*Your task*: Write out each line that follows exactly as it stands, without the pictures.

*Records for the exercise*:
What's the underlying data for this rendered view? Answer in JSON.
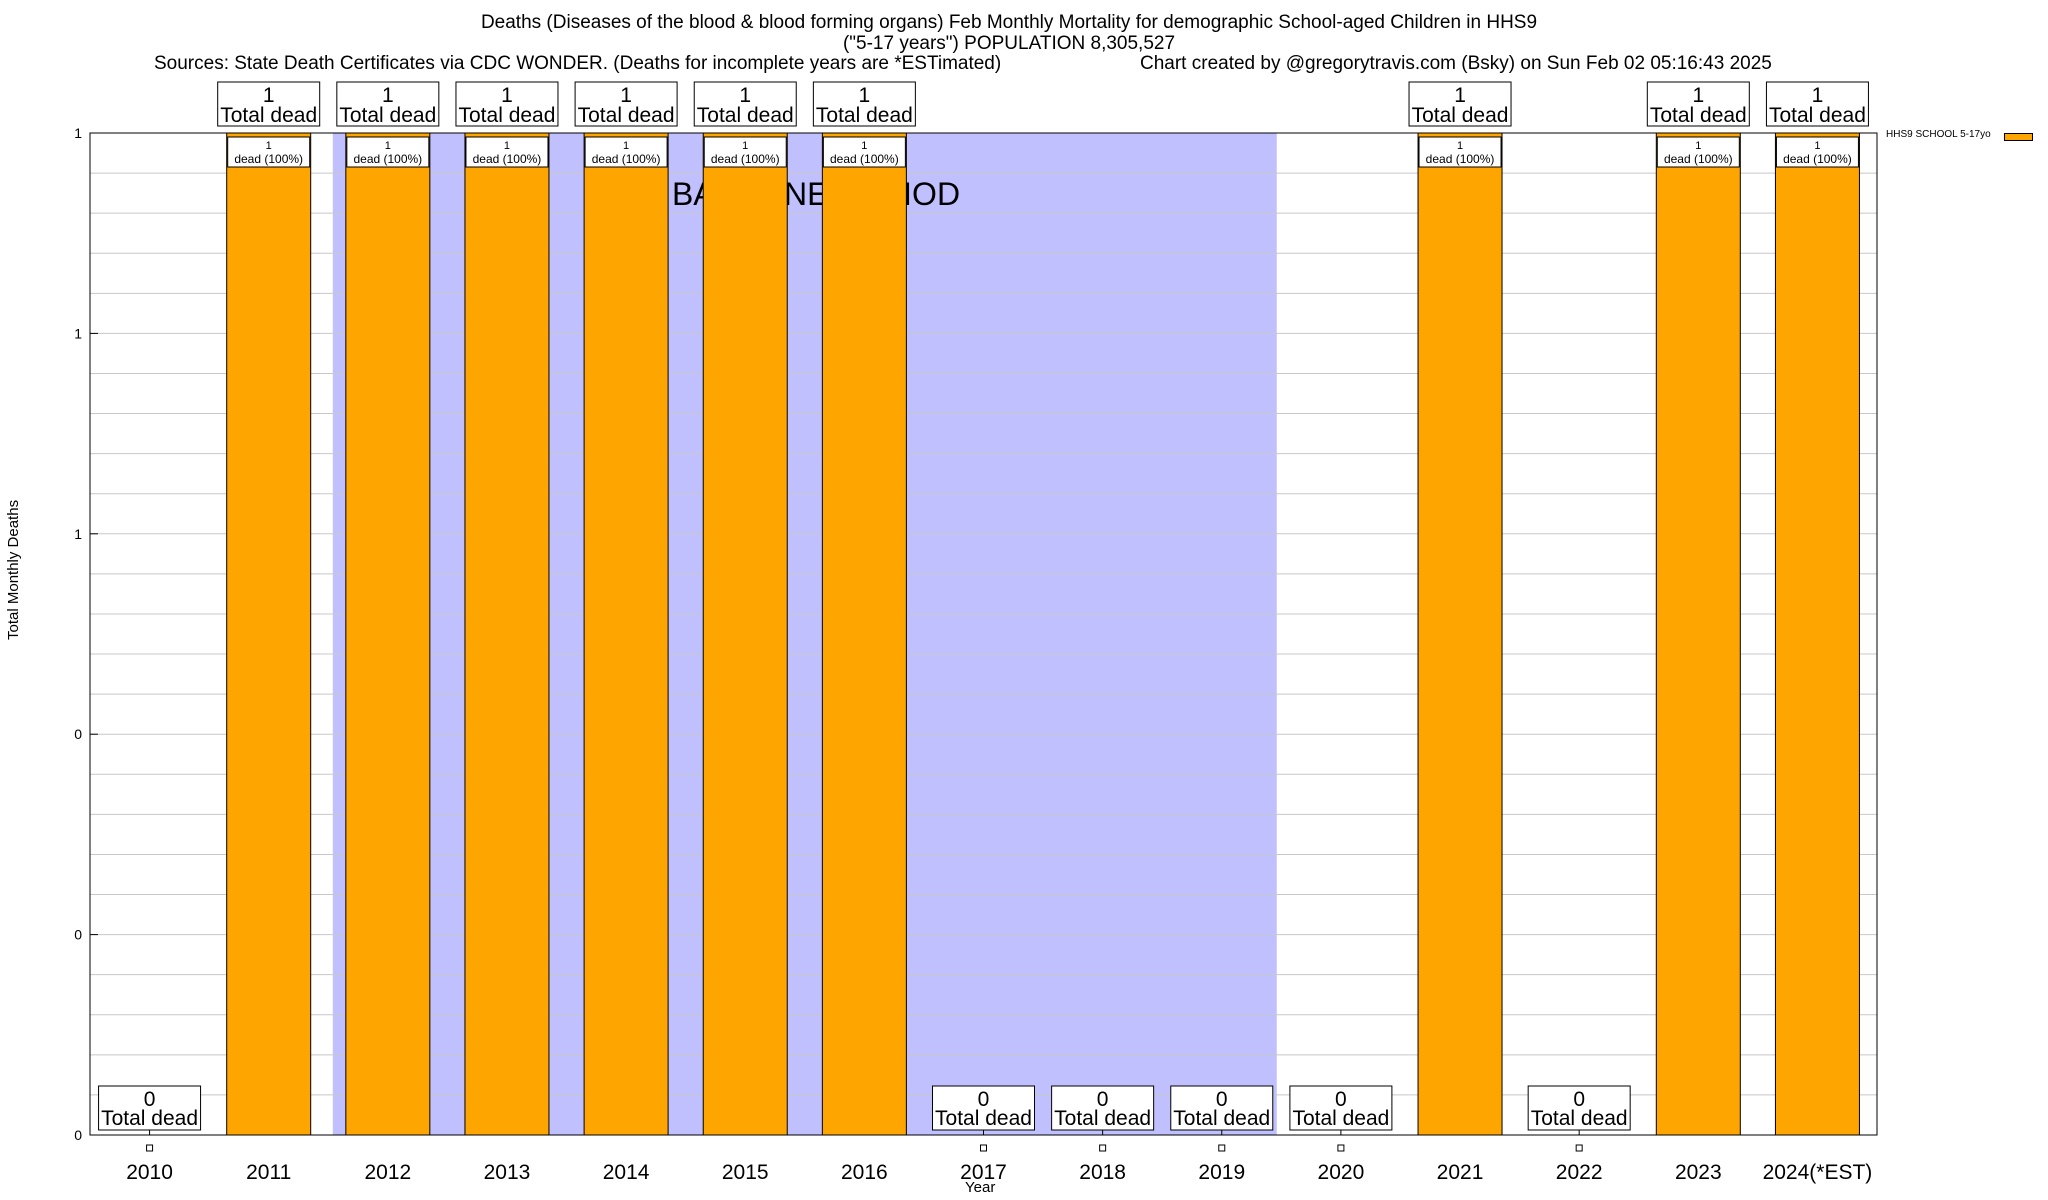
{
  "header": {
    "title": "Deaths (Diseases of the blood & blood forming organs) Feb Monthly Mortality for demographic School-aged Children in HHS9",
    "subtitle": "(\"5-17 years\") POPULATION 8,305,527",
    "sources": "Sources: State Death Certificates via CDC WONDER. (Deaths for incomplete years are *ESTimated)",
    "credit": "Chart created by @gregorytravis.com (Bsky) on Sun Feb 02 05:16:43 2025"
  },
  "chart_data": {
    "type": "bar",
    "title": "Deaths (Diseases of the blood & blood forming organs) Feb Monthly Mortality for demographic School-aged Children in HHS9",
    "xlabel": "Year",
    "ylabel": "Total Monthly Deaths",
    "categories": [
      "2010",
      "2011",
      "2012",
      "2013",
      "2014",
      "2015",
      "2016",
      "2017",
      "2018",
      "2019",
      "2020",
      "2021",
      "2022",
      "2023",
      "2024(*EST)"
    ],
    "series": [
      {
        "name": "HHS9 SCHOOL 5-17yo",
        "color": "#ffa500",
        "values": [
          0,
          1,
          1,
          1,
          1,
          1,
          1,
          0,
          0,
          0,
          0,
          1,
          0,
          1,
          1
        ]
      }
    ],
    "total_labels": [
      "0",
      "1",
      "1",
      "1",
      "1",
      "1",
      "1",
      "0",
      "0",
      "0",
      "0",
      "1",
      "0",
      "1",
      "1"
    ],
    "total_suffix": "Total dead",
    "bar_labels": [
      "",
      "1",
      "1",
      "1",
      "1",
      "1",
      "1",
      "",
      "",
      "",
      "",
      "1",
      "",
      "1",
      "1"
    ],
    "bar_label_suffix": "dead (100%)",
    "ylim": [
      0,
      1
    ],
    "yticks": [
      "0",
      "0",
      "0",
      "1",
      "1",
      "1"
    ],
    "grid": true,
    "legend_position": "top-right",
    "baseline": {
      "label": "BASELINE PERIOD",
      "start": "2012",
      "end": "2019",
      "color": "#c0c0ff"
    }
  }
}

*Exercise result*:
What's the underlying data for this rendered view? Answer in JSON.
{
  "header": {
    "title": "Deaths (Diseases of the blood & blood forming organs) Feb Monthly Mortality for demographic School-aged Children in HHS9",
    "subtitle": "(\"5-17 years\") POPULATION 8,305,527",
    "sources": "Sources: State Death Certificates via CDC WONDER. (Deaths for incomplete years are *ESTimated)",
    "credit": "Chart created by @gregorytravis.com (Bsky) on Sun Feb 02 05:16:43 2025"
  },
  "chart_data": {
    "type": "bar",
    "title": "Deaths (Diseases of the blood & blood forming organs) Feb Monthly Mortality for demographic School-aged Children in HHS9",
    "xlabel": "Year",
    "ylabel": "Total Monthly Deaths",
    "categories": [
      "2010",
      "2011",
      "2012",
      "2013",
      "2014",
      "2015",
      "2016",
      "2017",
      "2018",
      "2019",
      "2020",
      "2021",
      "2022",
      "2023",
      "2024(*EST)"
    ],
    "series": [
      {
        "name": "HHS9 SCHOOL 5-17yo",
        "color": "#ffa500",
        "values": [
          0,
          1,
          1,
          1,
          1,
          1,
          1,
          0,
          0,
          0,
          0,
          1,
          0,
          1,
          1
        ]
      }
    ],
    "total_labels": [
      "0",
      "1",
      "1",
      "1",
      "1",
      "1",
      "1",
      "0",
      "0",
      "0",
      "0",
      "1",
      "0",
      "1",
      "1"
    ],
    "total_suffix": "Total dead",
    "bar_labels": [
      "",
      "1",
      "1",
      "1",
      "1",
      "1",
      "1",
      "",
      "",
      "",
      "",
      "1",
      "",
      "1",
      "1"
    ],
    "bar_label_suffix": "dead (100%)",
    "ylim": [
      0,
      1
    ],
    "yticks": [
      "0",
      "0",
      "0",
      "1",
      "1",
      "1"
    ],
    "grid": true,
    "legend_position": "top-right",
    "baseline": {
      "label": "BASELINE PERIOD",
      "start": "2012",
      "end": "2019",
      "color": "#c0c0ff"
    }
  }
}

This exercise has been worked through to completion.